# What to produce:
From the entries below, please gather each line containing the string "party".

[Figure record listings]
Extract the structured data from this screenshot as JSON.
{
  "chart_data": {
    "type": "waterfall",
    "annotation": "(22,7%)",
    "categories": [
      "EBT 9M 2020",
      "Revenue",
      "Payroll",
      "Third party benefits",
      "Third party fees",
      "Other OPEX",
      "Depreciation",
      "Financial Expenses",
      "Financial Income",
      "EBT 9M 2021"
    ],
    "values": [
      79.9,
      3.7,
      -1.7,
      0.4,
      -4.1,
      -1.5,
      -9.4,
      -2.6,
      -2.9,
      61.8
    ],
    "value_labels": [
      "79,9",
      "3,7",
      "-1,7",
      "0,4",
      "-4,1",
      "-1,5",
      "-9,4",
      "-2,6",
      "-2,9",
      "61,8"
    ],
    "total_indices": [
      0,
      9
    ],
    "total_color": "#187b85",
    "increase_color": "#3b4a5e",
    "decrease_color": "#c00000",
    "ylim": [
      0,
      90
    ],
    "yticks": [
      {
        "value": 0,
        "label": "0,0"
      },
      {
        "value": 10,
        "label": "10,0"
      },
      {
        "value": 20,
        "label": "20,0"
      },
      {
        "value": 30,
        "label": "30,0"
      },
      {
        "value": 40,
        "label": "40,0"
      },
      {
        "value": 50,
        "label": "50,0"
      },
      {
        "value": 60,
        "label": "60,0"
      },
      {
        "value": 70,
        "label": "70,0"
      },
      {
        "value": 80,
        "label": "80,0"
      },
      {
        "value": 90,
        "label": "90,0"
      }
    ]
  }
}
...
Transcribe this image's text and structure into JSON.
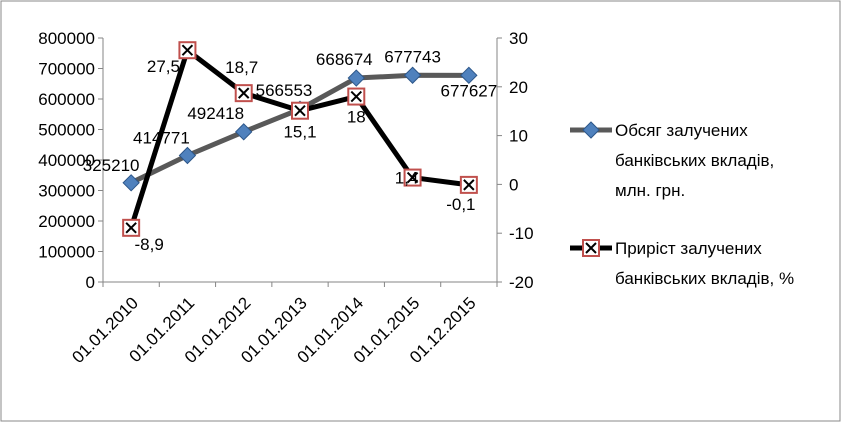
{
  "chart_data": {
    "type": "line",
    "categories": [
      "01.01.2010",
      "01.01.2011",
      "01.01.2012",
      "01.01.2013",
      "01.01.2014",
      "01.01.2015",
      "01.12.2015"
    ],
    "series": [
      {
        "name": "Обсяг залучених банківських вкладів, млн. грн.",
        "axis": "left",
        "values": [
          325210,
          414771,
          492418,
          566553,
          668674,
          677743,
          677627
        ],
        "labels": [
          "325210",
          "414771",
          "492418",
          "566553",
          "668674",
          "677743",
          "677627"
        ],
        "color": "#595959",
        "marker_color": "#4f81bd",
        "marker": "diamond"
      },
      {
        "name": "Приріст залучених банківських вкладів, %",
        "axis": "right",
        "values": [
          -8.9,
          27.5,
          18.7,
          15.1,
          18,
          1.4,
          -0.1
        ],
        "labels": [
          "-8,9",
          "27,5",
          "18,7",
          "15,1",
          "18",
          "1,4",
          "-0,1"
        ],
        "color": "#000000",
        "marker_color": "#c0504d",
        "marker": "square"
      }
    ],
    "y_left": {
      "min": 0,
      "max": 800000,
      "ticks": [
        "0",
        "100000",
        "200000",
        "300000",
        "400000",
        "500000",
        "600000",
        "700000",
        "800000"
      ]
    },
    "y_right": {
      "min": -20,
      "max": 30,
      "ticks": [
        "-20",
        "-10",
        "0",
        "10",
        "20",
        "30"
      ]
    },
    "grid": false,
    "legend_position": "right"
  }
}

# Result of the exercise:
      "Third party benefits",
      "Third party fees",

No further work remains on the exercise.